#### Recorded information ####

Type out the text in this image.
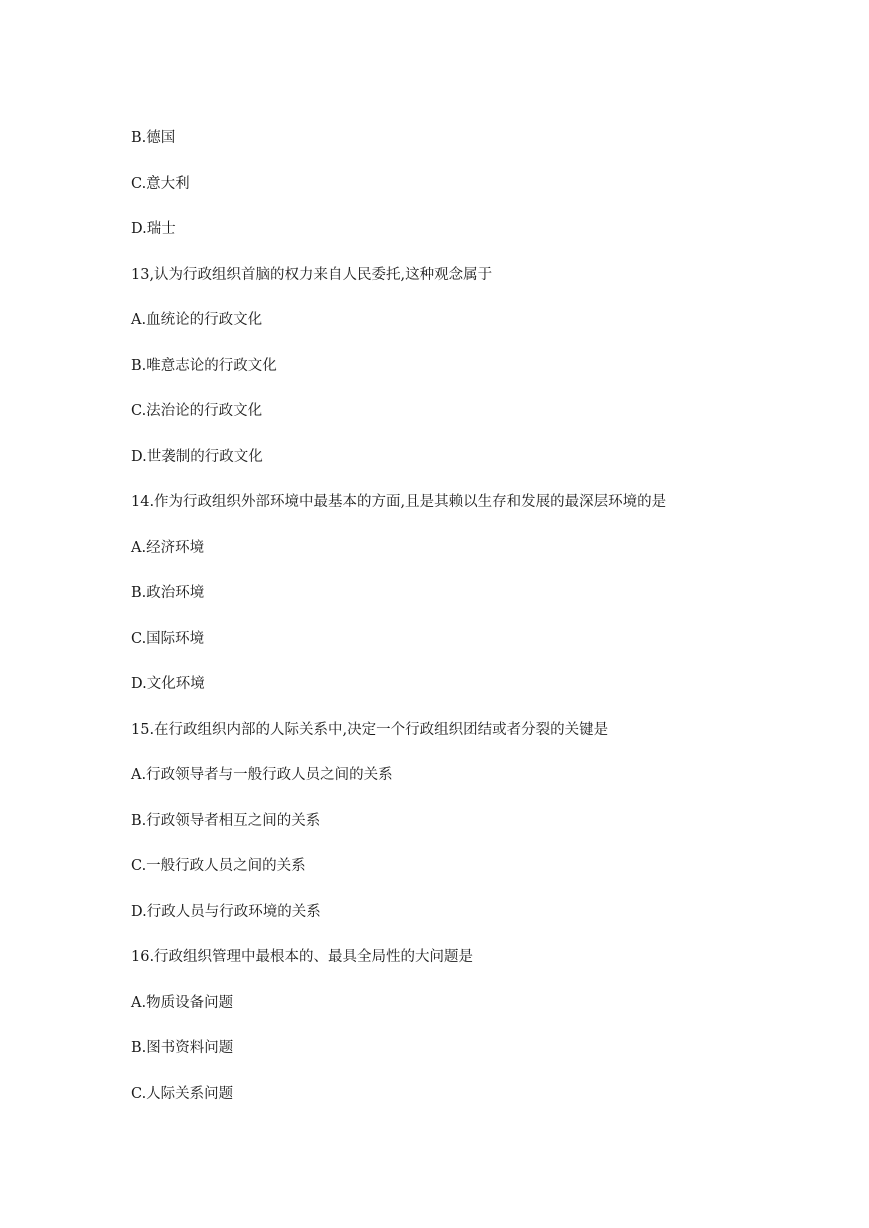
B.德国

C.意大利

D.瑞士

13,认为行政组织首脑的权力来自人民委托,这种观念属于

A.血统论的行政文化

B.唯意志论的行政文化

C.法治论的行政文化

D.世袭制的行政文化

14.作为行政组织外部环境中最基本的方面,且是其赖以生存和发展的最深层环境的是

A.经济环境

B.政治环境

C.国际环境

D.文化环境

15.在行政组织内部的人际关系中,决定一个行政组织团结或者分裂的关键是

A.行政领导者与一般行政人员之间的关系

B.行政领导者相互之间的关系

C.一般行政人员之间的关系

D.行政人员与行政环境的关系

16.行政组织管理中最根本的、最具全局性的大问题是

A.物质设备问题

B.图书资料问题

C.人际关系问题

####

## Problem description
The records above are to be restated exactly, without their pictures.

## Correct answer
Type out the text in this image.
B.德国

C.意大利

D.瑞士

13,认为行政组织首脑的权力来自人民委托,这种观念属于

A.血统论的行政文化

B.唯意志论的行政文化

C.法治论的行政文化

D.世袭制的行政文化

14.作为行政组织外部环境中最基本的方面,且是其赖以生存和发展的最深层环境的是

A.经济环境

B.政治环境

C.国际环境

D.文化环境

15.在行政组织内部的人际关系中,决定一个行政组织团结或者分裂的关键是

A.行政领导者与一般行政人员之间的关系

B.行政领导者相互之间的关系

C.一般行政人员之间的关系

D.行政人员与行政环境的关系

16.行政组织管理中最根本的、最具全局性的大问题是

A.物质设备问题

B.图书资料问题

C.人际关系问题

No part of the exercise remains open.